[Collected data entries]
>> START

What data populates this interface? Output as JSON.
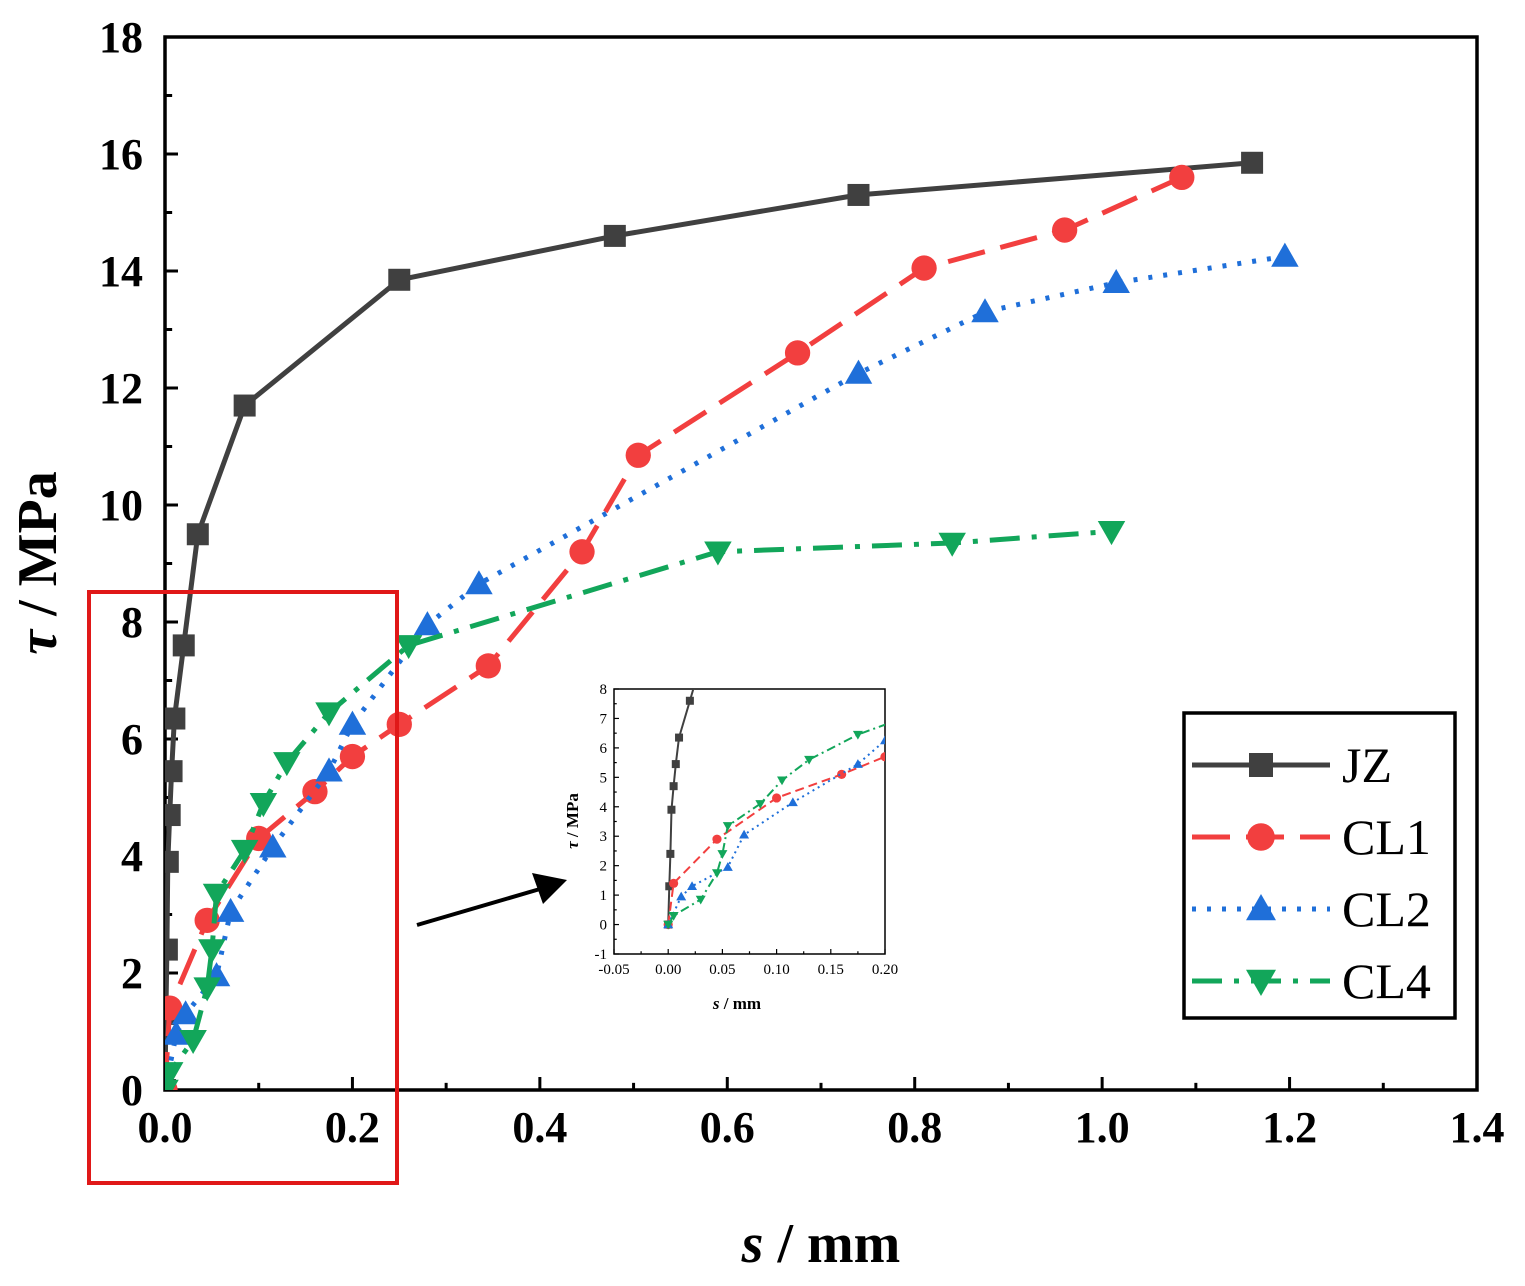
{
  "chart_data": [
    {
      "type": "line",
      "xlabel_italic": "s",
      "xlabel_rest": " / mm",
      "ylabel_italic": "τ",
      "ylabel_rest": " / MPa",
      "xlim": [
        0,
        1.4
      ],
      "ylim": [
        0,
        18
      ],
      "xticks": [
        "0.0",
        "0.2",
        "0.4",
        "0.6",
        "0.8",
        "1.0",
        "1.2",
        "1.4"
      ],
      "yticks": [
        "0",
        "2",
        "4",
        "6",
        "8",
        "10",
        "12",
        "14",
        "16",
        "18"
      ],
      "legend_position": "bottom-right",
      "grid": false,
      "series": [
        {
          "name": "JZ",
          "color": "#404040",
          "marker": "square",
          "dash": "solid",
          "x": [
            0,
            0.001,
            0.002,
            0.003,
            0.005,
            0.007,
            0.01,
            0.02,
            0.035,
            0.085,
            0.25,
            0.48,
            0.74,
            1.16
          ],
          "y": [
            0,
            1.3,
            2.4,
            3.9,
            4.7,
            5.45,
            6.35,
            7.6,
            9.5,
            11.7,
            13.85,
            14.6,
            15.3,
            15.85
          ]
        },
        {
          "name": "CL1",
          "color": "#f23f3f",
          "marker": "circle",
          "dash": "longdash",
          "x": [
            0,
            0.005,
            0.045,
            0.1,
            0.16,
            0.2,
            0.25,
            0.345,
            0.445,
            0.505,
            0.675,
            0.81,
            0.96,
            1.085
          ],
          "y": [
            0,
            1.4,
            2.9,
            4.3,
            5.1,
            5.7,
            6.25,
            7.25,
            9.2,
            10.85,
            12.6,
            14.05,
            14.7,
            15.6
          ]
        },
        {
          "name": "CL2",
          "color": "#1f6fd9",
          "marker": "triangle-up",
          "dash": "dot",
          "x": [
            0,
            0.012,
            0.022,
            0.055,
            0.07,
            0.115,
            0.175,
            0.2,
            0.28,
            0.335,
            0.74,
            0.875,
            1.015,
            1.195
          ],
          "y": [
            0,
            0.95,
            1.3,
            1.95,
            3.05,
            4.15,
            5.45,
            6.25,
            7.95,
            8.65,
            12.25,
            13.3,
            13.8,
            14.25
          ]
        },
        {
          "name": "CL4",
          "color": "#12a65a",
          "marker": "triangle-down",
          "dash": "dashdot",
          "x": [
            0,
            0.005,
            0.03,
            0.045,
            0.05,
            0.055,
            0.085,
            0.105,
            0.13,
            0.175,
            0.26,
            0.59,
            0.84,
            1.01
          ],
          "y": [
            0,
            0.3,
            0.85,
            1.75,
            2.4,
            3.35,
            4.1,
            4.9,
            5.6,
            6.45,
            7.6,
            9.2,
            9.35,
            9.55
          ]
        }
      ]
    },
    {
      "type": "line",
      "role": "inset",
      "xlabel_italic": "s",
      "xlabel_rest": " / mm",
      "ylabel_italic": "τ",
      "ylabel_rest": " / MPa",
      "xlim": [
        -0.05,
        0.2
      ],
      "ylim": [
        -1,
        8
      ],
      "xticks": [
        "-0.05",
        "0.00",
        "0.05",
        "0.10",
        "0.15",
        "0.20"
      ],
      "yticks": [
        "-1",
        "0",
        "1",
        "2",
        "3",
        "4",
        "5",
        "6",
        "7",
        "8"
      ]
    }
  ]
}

>> END
>> START

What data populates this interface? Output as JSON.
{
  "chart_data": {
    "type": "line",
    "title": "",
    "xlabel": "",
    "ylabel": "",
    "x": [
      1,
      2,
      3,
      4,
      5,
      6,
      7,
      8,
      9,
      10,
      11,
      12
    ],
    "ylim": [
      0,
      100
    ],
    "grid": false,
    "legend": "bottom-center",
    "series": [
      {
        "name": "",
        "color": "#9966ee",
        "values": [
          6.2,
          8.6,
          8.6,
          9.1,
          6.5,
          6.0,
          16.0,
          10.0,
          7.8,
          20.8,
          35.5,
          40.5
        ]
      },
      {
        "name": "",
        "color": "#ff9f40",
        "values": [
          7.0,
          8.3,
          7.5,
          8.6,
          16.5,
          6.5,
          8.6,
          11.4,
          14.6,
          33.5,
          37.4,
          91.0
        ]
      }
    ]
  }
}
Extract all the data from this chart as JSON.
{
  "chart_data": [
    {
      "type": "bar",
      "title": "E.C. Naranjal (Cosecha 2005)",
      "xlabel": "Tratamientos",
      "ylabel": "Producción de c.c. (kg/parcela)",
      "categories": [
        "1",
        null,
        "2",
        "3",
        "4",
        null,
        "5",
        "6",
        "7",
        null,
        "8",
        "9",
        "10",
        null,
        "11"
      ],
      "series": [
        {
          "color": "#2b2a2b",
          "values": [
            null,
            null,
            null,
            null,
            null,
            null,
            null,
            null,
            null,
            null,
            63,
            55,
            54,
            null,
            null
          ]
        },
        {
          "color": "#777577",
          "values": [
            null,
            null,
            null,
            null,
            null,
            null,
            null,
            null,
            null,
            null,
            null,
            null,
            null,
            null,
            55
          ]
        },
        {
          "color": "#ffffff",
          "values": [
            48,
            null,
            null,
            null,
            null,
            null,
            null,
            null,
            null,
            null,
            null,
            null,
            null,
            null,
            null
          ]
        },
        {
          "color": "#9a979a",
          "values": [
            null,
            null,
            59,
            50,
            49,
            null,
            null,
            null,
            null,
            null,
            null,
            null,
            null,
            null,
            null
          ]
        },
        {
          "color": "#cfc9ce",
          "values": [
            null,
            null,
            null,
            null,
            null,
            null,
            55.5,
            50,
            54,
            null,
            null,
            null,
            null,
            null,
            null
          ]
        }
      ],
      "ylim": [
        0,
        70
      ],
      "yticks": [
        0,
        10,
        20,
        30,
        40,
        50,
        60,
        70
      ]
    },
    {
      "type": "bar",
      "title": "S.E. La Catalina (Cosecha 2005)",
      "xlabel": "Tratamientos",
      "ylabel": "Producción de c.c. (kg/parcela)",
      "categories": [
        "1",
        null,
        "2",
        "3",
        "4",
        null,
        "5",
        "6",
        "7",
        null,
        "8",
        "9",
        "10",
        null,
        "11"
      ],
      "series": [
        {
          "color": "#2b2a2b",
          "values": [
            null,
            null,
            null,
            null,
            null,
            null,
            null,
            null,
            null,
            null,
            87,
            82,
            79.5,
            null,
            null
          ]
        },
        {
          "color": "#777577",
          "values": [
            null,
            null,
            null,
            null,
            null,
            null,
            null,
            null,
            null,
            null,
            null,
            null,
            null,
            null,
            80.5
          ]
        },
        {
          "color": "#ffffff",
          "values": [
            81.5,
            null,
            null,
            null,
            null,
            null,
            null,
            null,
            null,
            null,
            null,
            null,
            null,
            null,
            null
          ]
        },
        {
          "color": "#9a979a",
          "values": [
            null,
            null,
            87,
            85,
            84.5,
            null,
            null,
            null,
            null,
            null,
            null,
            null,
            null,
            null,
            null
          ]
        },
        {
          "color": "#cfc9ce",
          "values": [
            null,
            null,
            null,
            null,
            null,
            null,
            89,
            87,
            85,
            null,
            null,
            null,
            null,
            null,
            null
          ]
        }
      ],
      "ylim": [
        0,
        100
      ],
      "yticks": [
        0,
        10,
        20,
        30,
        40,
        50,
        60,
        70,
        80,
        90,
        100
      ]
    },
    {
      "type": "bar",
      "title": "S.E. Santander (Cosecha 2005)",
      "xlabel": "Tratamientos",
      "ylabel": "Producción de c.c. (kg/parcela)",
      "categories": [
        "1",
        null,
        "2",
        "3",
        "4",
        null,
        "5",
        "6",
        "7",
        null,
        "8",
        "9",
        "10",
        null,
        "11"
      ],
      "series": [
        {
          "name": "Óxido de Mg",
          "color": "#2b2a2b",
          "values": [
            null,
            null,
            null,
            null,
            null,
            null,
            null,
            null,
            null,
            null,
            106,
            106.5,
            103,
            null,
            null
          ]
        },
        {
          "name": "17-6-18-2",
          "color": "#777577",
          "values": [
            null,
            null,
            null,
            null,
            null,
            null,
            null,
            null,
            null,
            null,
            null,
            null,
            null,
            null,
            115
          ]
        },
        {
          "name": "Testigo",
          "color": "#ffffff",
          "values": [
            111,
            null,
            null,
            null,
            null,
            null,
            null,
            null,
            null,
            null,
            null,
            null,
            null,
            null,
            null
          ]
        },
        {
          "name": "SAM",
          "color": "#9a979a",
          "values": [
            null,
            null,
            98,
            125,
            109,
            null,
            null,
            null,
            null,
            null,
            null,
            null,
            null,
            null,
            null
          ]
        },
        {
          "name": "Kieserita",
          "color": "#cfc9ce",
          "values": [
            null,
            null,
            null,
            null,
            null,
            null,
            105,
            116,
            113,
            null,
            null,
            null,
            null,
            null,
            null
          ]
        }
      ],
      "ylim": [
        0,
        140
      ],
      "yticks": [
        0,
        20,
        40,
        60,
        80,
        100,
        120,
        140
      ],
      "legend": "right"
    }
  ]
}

>> END

> **Work required**:
Gather and copy every line of the data in which the string "triangle" is found.

> **Complete output**:
          "marker": "triangle-up",
          "marker": "triangle-down",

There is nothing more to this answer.